• **WORK TO DO**
Your task is to copy every line of this material exactly.

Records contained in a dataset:
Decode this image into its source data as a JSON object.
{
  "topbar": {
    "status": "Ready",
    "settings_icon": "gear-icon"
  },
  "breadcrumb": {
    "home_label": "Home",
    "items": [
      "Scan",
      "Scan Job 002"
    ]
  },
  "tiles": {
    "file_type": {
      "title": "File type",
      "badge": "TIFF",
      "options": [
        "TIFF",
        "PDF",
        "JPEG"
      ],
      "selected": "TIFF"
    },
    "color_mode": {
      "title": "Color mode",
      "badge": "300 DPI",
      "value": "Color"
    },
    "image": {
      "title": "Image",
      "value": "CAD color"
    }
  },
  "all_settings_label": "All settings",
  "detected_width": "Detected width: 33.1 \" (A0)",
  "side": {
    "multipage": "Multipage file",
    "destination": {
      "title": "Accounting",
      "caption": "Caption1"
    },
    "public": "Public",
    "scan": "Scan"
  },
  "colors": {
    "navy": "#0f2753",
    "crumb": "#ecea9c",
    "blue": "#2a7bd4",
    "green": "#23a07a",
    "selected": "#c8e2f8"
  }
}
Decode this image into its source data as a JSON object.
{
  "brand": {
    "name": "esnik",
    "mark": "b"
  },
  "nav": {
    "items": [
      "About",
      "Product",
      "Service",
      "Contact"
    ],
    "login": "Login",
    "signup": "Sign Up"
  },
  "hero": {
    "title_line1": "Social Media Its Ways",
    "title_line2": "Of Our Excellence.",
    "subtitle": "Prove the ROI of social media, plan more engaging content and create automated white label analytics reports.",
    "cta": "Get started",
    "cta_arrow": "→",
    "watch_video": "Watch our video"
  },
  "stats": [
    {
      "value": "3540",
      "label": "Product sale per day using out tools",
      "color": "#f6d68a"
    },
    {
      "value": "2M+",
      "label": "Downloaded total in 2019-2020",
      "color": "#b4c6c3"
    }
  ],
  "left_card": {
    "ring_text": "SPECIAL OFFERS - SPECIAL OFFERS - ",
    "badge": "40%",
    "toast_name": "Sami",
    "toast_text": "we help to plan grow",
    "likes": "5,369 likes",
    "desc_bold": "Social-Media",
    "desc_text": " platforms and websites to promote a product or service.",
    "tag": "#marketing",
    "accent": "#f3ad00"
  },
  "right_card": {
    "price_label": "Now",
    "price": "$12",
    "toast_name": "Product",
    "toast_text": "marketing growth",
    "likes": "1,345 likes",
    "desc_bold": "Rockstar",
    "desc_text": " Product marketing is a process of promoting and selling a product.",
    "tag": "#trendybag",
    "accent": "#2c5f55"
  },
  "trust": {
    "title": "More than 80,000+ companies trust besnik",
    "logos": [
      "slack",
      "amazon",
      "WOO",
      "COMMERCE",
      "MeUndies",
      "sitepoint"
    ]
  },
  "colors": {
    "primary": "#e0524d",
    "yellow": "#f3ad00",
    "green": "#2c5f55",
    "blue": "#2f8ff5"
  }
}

• **SOLUTION**
Decode this image into its source data as a JSON object.
{
  "topbar": {
    "status": "Ready",
    "settings_icon": "gear-icon"
  },
  "breadcrumb": {
    "home_label": "Home",
    "items": [
      "Scan",
      "Scan Job 002"
    ]
  },
  "tiles": {
    "file_type": {
      "title": "File type",
      "badge": "TIFF",
      "options": [
        "TIFF",
        "PDF",
        "JPEG"
      ],
      "selected": "TIFF"
    },
    "color_mode": {
      "title": "Color mode",
      "badge": "300 DPI",
      "value": "Color"
    },
    "image": {
      "title": "Image",
      "value": "CAD color"
    }
  },
  "all_settings_label": "All settings",
  "detected_width": "Detected width: 33.1 \" (A0)",
  "side": {
    "multipage": "Multipage file",
    "destination": {
      "title": "Accounting",
      "caption": "Caption1"
    },
    "public": "Public",
    "scan": "Scan"
  },
  "colors": {
    "navy": "#0f2753",
    "crumb": "#ecea9c",
    "blue": "#2a7bd4",
    "green": "#23a07a",
    "selected": "#c8e2f8"
  }
}
Decode this image into its source data as a JSON object.
{
  "brand": {
    "name": "esnik",
    "mark": "b"
  },
  "nav": {
    "items": [
      "About",
      "Product",
      "Service",
      "Contact"
    ],
    "login": "Login",
    "signup": "Sign Up"
  },
  "hero": {
    "title_line1": "Social Media Its Ways",
    "title_line2": "Of Our Excellence.",
    "subtitle": "Prove the ROI of social media, plan more engaging content and create automated white label analytics reports.",
    "cta": "Get started",
    "cta_arrow": "→",
    "watch_video": "Watch our video"
  },
  "stats": [
    {
      "value": "3540",
      "label": "Product sale per day using out tools",
      "color": "#f6d68a"
    },
    {
      "value": "2M+",
      "label": "Downloaded total in 2019-2020",
      "color": "#b4c6c3"
    }
  ],
  "left_card": {
    "ring_text": "SPECIAL OFFERS - SPECIAL OFFERS - ",
    "badge": "40%",
    "toast_name": "Sami",
    "toast_text": "we help to plan grow",
    "likes": "5,369 likes",
    "desc_bold": "Social-Media",
    "desc_text": " platforms and websites to promote a product or service.",
    "tag": "#marketing",
    "accent": "#f3ad00"
  },
  "right_card": {
    "price_label": "Now",
    "price": "$12",
    "toast_name": "Product",
    "toast_text": "marketing growth",
    "likes": "1,345 likes",
    "desc_bold": "Rockstar",
    "desc_text": " Product marketing is a process of promoting and selling a product.",
    "tag": "#trendybag",
    "accent": "#2c5f55"
  },
  "trust": {
    "title": "More than 80,000+ companies trust besnik",
    "logos": [
      "slack",
      "amazon",
      "WOO",
      "COMMERCE",
      "MeUndies",
      "sitepoint"
    ]
  },
  "colors": {
    "primary": "#e0524d",
    "yellow": "#f3ad00",
    "green": "#2c5f55",
    "blue": "#2f8ff5"
  }
}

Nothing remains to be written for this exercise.